▶ Exercise details
Transcribe the records that follow in their entirety, omitting any pictures.
══ Provided entries ══
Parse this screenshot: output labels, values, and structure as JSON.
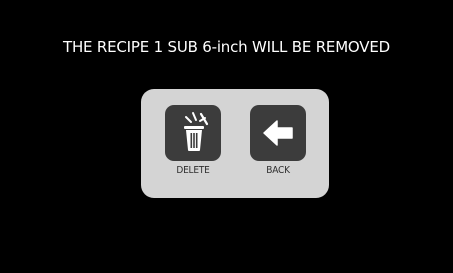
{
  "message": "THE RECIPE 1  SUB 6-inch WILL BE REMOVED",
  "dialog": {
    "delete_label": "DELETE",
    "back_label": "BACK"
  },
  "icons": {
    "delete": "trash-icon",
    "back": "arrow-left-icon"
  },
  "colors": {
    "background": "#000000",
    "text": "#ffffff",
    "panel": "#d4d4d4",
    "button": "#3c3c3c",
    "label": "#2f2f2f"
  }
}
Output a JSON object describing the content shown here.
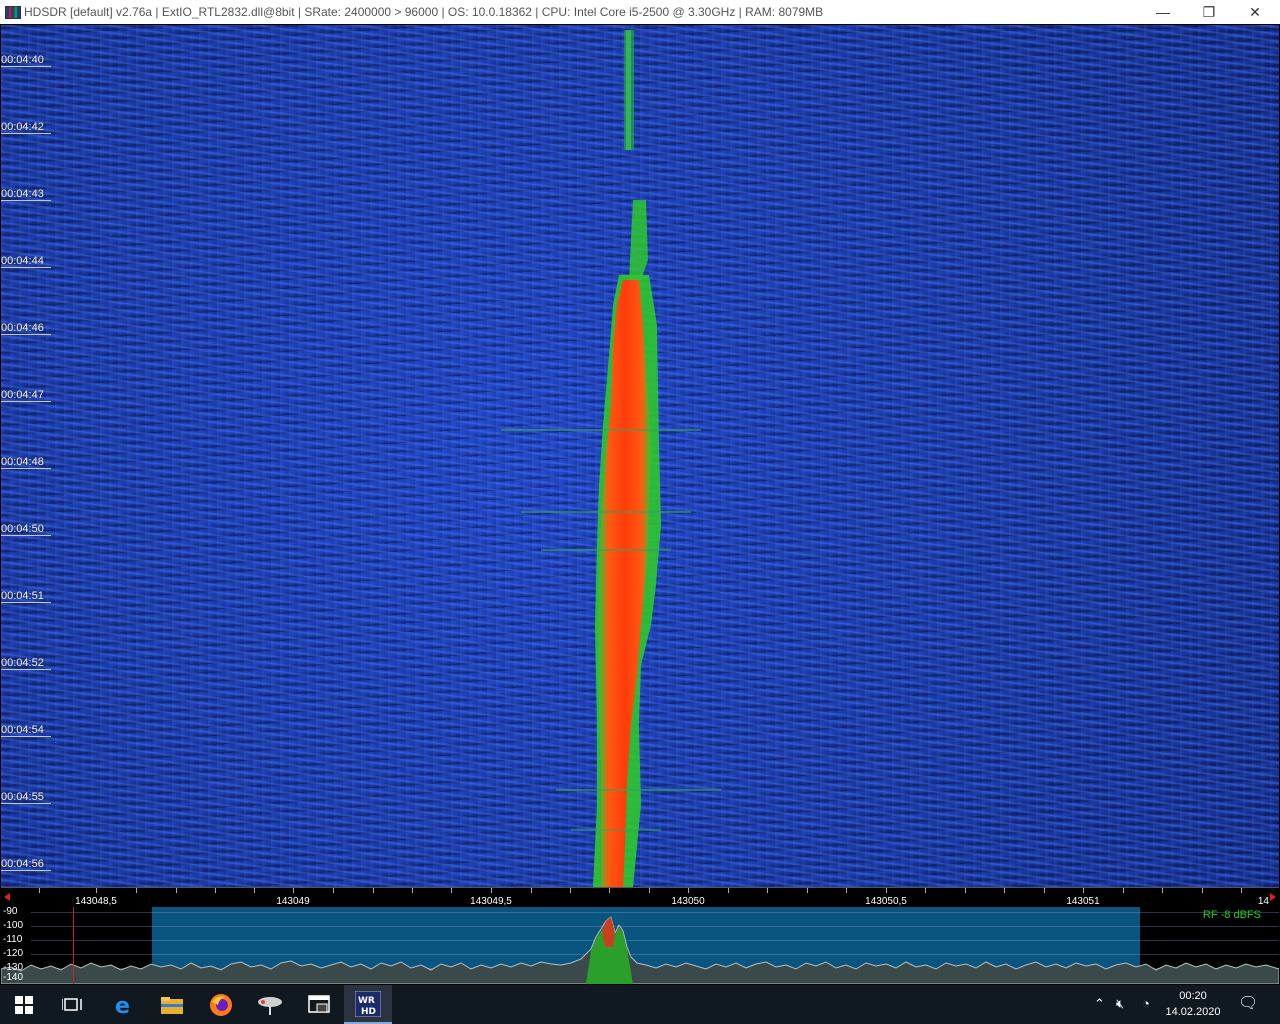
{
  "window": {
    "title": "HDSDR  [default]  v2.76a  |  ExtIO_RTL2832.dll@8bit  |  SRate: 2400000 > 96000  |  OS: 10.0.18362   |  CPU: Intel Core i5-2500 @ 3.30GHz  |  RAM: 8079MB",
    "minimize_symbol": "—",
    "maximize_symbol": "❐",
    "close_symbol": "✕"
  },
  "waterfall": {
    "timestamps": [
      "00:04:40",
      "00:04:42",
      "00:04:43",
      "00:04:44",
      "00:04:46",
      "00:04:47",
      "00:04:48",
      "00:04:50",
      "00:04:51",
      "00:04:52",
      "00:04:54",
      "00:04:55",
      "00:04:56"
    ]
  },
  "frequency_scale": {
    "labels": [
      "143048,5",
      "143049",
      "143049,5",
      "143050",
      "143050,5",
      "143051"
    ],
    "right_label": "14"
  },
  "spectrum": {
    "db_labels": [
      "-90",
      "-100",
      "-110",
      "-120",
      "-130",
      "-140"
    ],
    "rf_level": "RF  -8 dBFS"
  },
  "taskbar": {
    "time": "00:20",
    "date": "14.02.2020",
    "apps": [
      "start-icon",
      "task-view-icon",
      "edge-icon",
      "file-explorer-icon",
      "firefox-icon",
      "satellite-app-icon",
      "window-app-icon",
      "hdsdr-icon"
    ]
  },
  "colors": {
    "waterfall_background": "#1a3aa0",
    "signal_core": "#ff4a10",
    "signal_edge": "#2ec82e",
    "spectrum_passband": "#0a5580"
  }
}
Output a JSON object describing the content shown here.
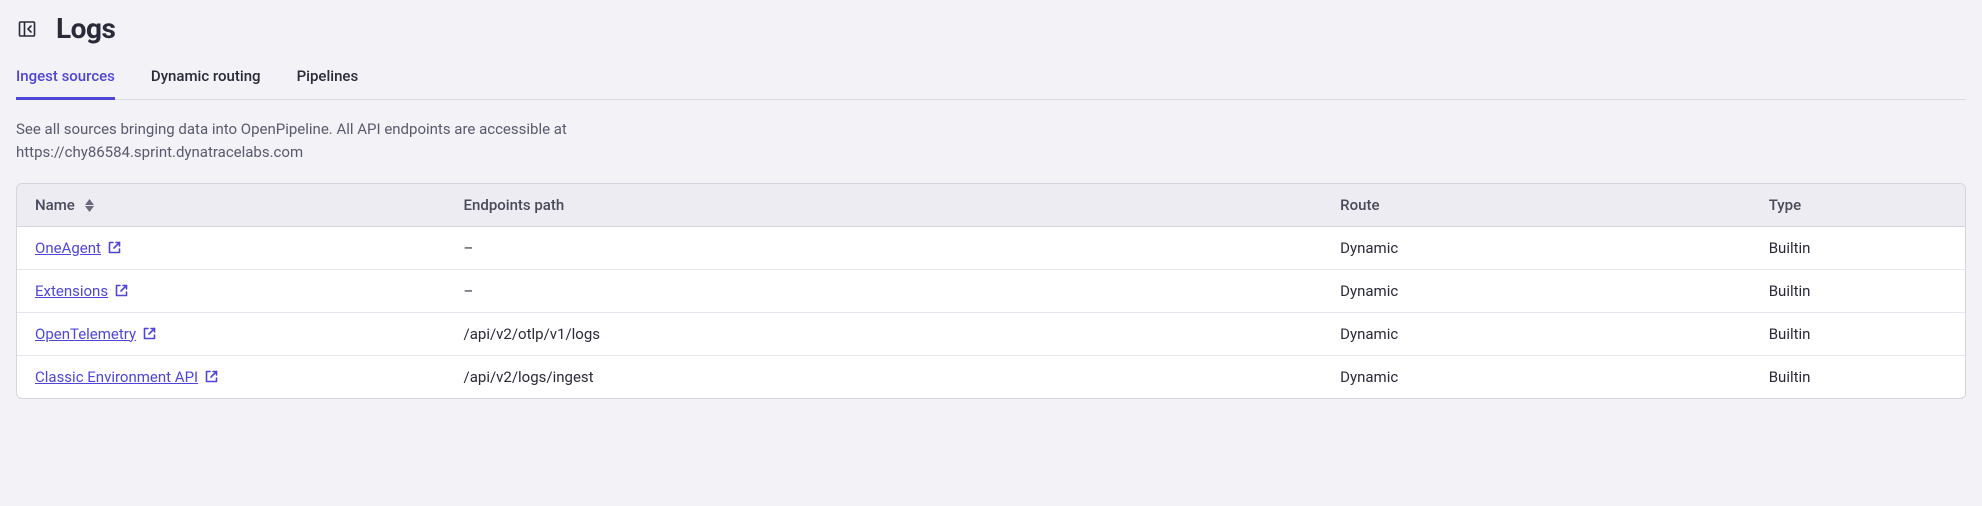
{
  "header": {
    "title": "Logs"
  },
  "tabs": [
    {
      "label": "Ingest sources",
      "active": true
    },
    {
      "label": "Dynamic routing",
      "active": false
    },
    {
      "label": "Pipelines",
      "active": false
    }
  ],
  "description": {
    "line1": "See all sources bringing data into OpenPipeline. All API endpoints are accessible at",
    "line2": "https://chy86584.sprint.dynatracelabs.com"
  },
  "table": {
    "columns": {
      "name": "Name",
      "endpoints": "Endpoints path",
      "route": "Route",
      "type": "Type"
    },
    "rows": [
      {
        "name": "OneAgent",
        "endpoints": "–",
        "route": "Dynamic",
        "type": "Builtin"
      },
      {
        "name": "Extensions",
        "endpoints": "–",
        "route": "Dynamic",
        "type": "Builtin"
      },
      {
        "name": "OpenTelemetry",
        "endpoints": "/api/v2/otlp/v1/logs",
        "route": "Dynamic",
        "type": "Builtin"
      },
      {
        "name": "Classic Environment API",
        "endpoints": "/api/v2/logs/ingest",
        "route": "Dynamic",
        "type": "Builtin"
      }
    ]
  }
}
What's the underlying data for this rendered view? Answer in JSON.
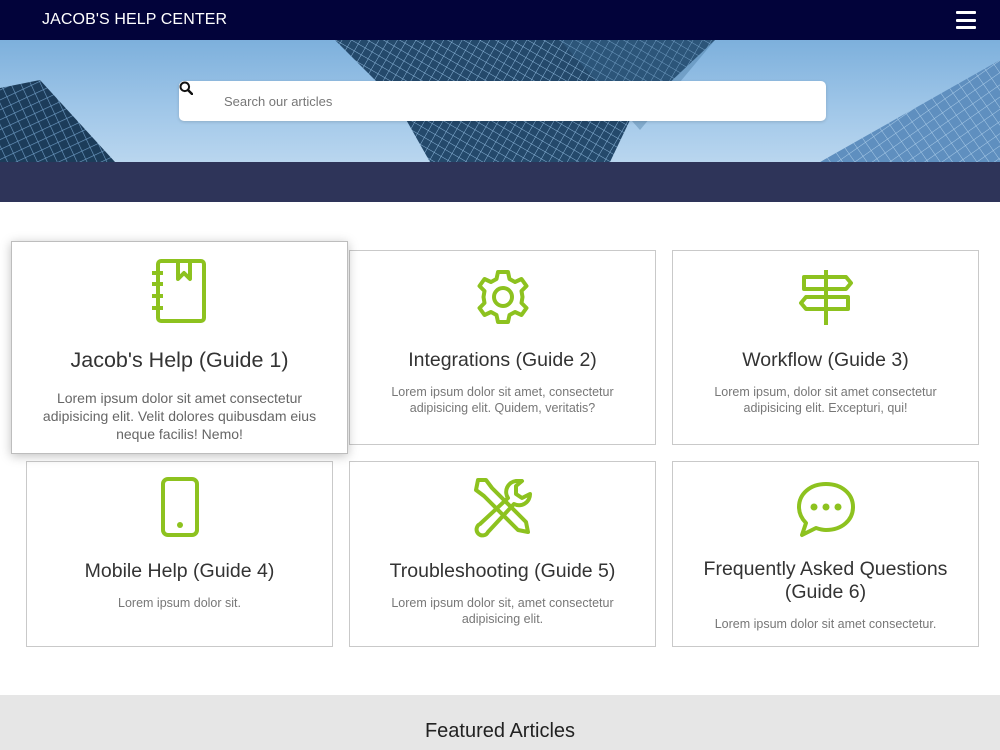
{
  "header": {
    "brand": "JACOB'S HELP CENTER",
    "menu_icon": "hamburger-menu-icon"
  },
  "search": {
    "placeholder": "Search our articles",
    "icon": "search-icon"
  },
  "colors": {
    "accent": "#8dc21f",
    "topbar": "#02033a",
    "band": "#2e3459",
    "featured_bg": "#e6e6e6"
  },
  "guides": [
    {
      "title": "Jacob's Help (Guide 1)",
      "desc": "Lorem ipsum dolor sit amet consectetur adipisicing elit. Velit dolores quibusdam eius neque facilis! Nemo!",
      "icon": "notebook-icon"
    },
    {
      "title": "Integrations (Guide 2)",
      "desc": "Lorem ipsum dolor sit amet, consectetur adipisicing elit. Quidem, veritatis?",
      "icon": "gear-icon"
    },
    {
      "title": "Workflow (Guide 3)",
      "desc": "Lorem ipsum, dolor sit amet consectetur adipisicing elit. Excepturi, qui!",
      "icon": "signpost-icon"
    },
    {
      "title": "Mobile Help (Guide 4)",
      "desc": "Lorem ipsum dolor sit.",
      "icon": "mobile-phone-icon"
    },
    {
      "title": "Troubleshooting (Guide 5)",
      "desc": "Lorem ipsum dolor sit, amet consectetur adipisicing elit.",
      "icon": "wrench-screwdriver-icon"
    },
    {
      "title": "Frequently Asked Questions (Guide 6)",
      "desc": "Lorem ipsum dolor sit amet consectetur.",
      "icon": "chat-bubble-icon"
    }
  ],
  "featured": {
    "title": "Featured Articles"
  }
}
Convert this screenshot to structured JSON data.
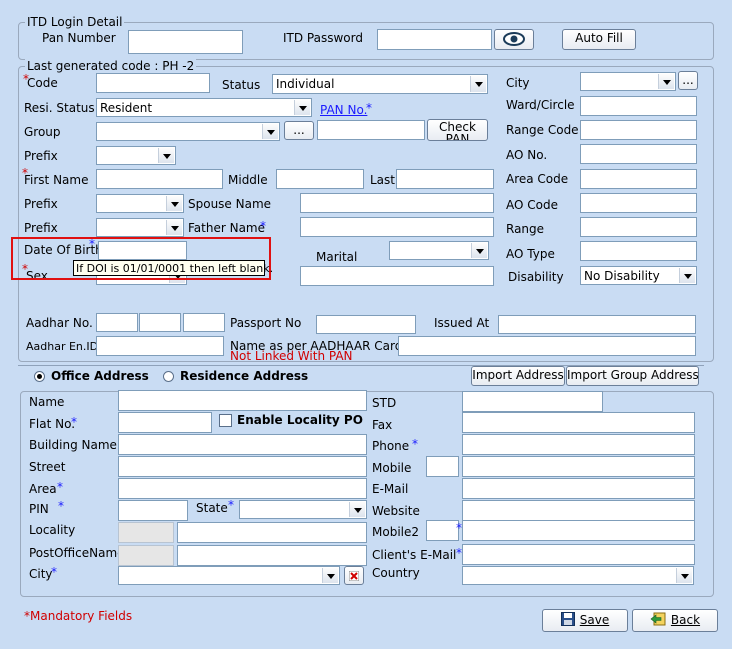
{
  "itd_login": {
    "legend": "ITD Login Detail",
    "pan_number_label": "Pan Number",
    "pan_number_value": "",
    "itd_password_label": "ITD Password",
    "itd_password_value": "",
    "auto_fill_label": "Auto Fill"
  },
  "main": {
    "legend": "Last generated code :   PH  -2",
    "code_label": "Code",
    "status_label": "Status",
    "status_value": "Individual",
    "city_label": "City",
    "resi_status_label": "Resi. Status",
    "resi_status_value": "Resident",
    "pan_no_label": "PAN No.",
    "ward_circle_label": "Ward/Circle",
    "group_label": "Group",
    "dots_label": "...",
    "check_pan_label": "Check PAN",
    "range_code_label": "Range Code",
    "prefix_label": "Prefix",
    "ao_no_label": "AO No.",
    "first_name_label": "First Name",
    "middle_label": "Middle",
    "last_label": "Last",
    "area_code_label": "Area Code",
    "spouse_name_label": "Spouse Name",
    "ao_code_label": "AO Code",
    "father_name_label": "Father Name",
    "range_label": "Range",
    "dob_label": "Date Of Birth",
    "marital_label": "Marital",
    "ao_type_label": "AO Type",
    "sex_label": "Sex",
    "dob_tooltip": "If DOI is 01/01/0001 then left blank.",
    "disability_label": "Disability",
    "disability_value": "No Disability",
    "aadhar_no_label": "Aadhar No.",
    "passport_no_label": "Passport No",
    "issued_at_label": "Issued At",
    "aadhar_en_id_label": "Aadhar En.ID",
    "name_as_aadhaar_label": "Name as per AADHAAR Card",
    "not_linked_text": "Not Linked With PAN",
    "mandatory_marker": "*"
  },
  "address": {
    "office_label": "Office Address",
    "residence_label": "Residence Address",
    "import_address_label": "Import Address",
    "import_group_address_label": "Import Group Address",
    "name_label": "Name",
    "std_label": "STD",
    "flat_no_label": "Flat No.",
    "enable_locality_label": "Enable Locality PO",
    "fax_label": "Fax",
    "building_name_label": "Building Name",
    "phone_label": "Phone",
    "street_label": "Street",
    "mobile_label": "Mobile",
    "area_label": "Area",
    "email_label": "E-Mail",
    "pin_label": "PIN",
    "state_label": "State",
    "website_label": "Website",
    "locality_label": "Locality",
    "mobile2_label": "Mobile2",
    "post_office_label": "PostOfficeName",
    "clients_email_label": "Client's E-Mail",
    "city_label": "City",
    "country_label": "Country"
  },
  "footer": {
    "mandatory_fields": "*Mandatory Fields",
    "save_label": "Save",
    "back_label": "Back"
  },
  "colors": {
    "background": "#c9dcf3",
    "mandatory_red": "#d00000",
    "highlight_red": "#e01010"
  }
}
═══
▶ Task response
Parse this screenshot: output labels, values, and structure as JSON.
{
  "message": "THE RECIPE 1  SUB 6-inch WILL BE REMOVED",
  "dialog": {
    "delete_label": "DELETE",
    "back_label": "BACK"
  },
  "icons": {
    "delete": "trash-icon",
    "back": "arrow-left-icon"
  },
  "colors": {
    "background": "#000000",
    "text": "#ffffff",
    "panel": "#d4d4d4",
    "button": "#3c3c3c",
    "label": "#2f2f2f"
  }
}
Output a JSON object describing the content shown here.
{
  "window": {
    "title": "HDSDR  [default]  v2.76a  |  ExtIO_RTL2832.dll@8bit  |  SRate: 2400000 > 96000  |  OS: 10.0.18362   |  CPU: Intel Core i5-2500 @ 3.30GHz  |  RAM: 8079MB",
    "minimize_symbol": "—",
    "maximize_symbol": "❐",
    "close_symbol": "✕"
  },
  "waterfall": {
    "timestamps": [
      "00:04:40",
      "00:04:42",
      "00:04:43",
      "00:04:44",
      "00:04:46",
      "00:04:47",
      "00:04:48",
      "00:04:50",
      "00:04:51",
      "00:04:52",
      "00:04:54",
      "00:04:55",
      "00:04:56"
    ]
  },
  "frequency_scale": {
    "labels": [
      "143048,5",
      "143049",
      "143049,5",
      "143050",
      "143050,5",
      "143051"
    ],
    "right_label": "14"
  },
  "spectrum": {
    "db_labels": [
      "-90",
      "-100",
      "-110",
      "-120",
      "-130",
      "-140"
    ],
    "rf_level": "RF  -8 dBFS"
  },
  "taskbar": {
    "time": "00:20",
    "date": "14.02.2020",
    "apps": [
      "start-icon",
      "task-view-icon",
      "edge-icon",
      "file-explorer-icon",
      "firefox-icon",
      "satellite-app-icon",
      "window-app-icon",
      "hdsdr-icon"
    ]
  },
  "colors": {
    "waterfall_background": "#1a3aa0",
    "signal_core": "#ff4a10",
    "signal_edge": "#2ec82e",
    "spectrum_passband": "#0a5580"
  }
}
Output a JSON object describing the content shown here.
{
  "header": {
    "title": "Logs"
  },
  "tabs": [
    {
      "label": "Ingest sources",
      "active": true
    },
    {
      "label": "Dynamic routing",
      "active": false
    },
    {
      "label": "Pipelines",
      "active": false
    }
  ],
  "description": {
    "line1": "See all sources bringing data into OpenPipeline. All API endpoints are accessible at",
    "line2": "https://chy86584.sprint.dynatracelabs.com"
  },
  "table": {
    "columns": {
      "name": "Name",
      "endpoints": "Endpoints path",
      "route": "Route",
      "type": "Type"
    },
    "rows": [
      {
        "name": "OneAgent",
        "endpoints": "–",
        "route": "Dynamic",
        "type": "Builtin"
      },
      {
        "name": "Extensions",
        "endpoints": "–",
        "route": "Dynamic",
        "type": "Builtin"
      },
      {
        "name": "OpenTelemetry",
        "endpoints": "/api/v2/otlp/v1/logs",
        "route": "Dynamic",
        "type": "Builtin"
      },
      {
        "name": "Classic Environment API",
        "endpoints": "/api/v2/logs/ingest",
        "route": "Dynamic",
        "type": "Builtin"
      }
    ]
  }
}
What's the underlying data for this rendered view? Answer in JSON.
{
  "header": {
    "brand": "JACOB'S HELP CENTER",
    "menu_icon": "hamburger-menu-icon"
  },
  "search": {
    "placeholder": "Search our articles",
    "icon": "search-icon"
  },
  "colors": {
    "accent": "#8dc21f",
    "topbar": "#02033a",
    "band": "#2e3459",
    "featured_bg": "#e6e6e6"
  },
  "guides": [
    {
      "title": "Jacob's Help (Guide 1)",
      "desc": "Lorem ipsum dolor sit amet consectetur adipisicing elit. Velit dolores quibusdam eius neque facilis! Nemo!",
      "icon": "notebook-icon"
    },
    {
      "title": "Integrations (Guide 2)",
      "desc": "Lorem ipsum dolor sit amet, consectetur adipisicing elit. Quidem, veritatis?",
      "icon": "gear-icon"
    },
    {
      "title": "Workflow (Guide 3)",
      "desc": "Lorem ipsum, dolor sit amet consectetur adipisicing elit. Excepturi, qui!",
      "icon": "signpost-icon"
    },
    {
      "title": "Mobile Help (Guide 4)",
      "desc": "Lorem ipsum dolor sit.",
      "icon": "mobile-phone-icon"
    },
    {
      "title": "Troubleshooting (Guide 5)",
      "desc": "Lorem ipsum dolor sit, amet consectetur adipisicing elit.",
      "icon": "wrench-screwdriver-icon"
    },
    {
      "title": "Frequently Asked Questions (Guide 6)",
      "desc": "Lorem ipsum dolor sit amet consectetur.",
      "icon": "chat-bubble-icon"
    }
  ],
  "featured": {
    "title": "Featured Articles"
  }
}
Convert this screenshot to structured JSON data.
{
  "itd_login": {
    "legend": "ITD Login Detail",
    "pan_number_label": "Pan Number",
    "pan_number_value": "",
    "itd_password_label": "ITD Password",
    "itd_password_value": "",
    "auto_fill_label": "Auto Fill"
  },
  "main": {
    "legend": "Last generated code :   PH  -2",
    "code_label": "Code",
    "status_label": "Status",
    "status_value": "Individual",
    "city_label": "City",
    "resi_status_label": "Resi. Status",
    "resi_status_value": "Resident",
    "pan_no_label": "PAN No.",
    "ward_circle_label": "Ward/Circle",
    "group_label": "Group",
    "dots_label": "...",
    "check_pan_label": "Check PAN",
    "range_code_label": "Range Code",
    "prefix_label": "Prefix",
    "ao_no_label": "AO No.",
    "first_name_label": "First Name",
    "middle_label": "Middle",
    "last_label": "Last",
    "area_code_label": "Area Code",
    "spouse_name_label": "Spouse Name",
    "ao_code_label": "AO Code",
    "father_name_label": "Father Name",
    "range_label": "Range",
    "dob_label": "Date Of Birth",
    "marital_label": "Marital",
    "ao_type_label": "AO Type",
    "sex_label": "Sex",
    "dob_tooltip": "If DOI is 01/01/0001 then left blank.",
    "disability_label": "Disability",
    "disability_value": "No Disability",
    "aadhar_no_label": "Aadhar No.",
    "passport_no_label": "Passport No",
    "issued_at_label": "Issued At",
    "aadhar_en_id_label": "Aadhar En.ID",
    "name_as_aadhaar_label": "Name as per AADHAAR Card",
    "not_linked_text": "Not Linked With PAN",
    "mandatory_marker": "*"
  },
  "address": {
    "office_label": "Office Address",
    "residence_label": "Residence Address",
    "import_address_label": "Import Address",
    "import_group_address_label": "Import Group Address",
    "name_label": "Name",
    "std_label": "STD",
    "flat_no_label": "Flat No.",
    "enable_locality_label": "Enable Locality PO",
    "fax_label": "Fax",
    "building_name_label": "Building Name",
    "phone_label": "Phone",
    "street_label": "Street",
    "mobile_label": "Mobile",
    "area_label": "Area",
    "email_label": "E-Mail",
    "pin_label": "PIN",
    "state_label": "State",
    "website_label": "Website",
    "locality_label": "Locality",
    "mobile2_label": "Mobile2",
    "post_office_label": "PostOfficeName",
    "clients_email_label": "Client's E-Mail",
    "city_label": "City",
    "country_label": "Country"
  },
  "footer": {
    "mandatory_fields": "*Mandatory Fields",
    "save_label": "Save",
    "back_label": "Back"
  },
  "colors": {
    "background": "#c9dcf3",
    "mandatory_red": "#d00000",
    "highlight_red": "#e01010"
  }
}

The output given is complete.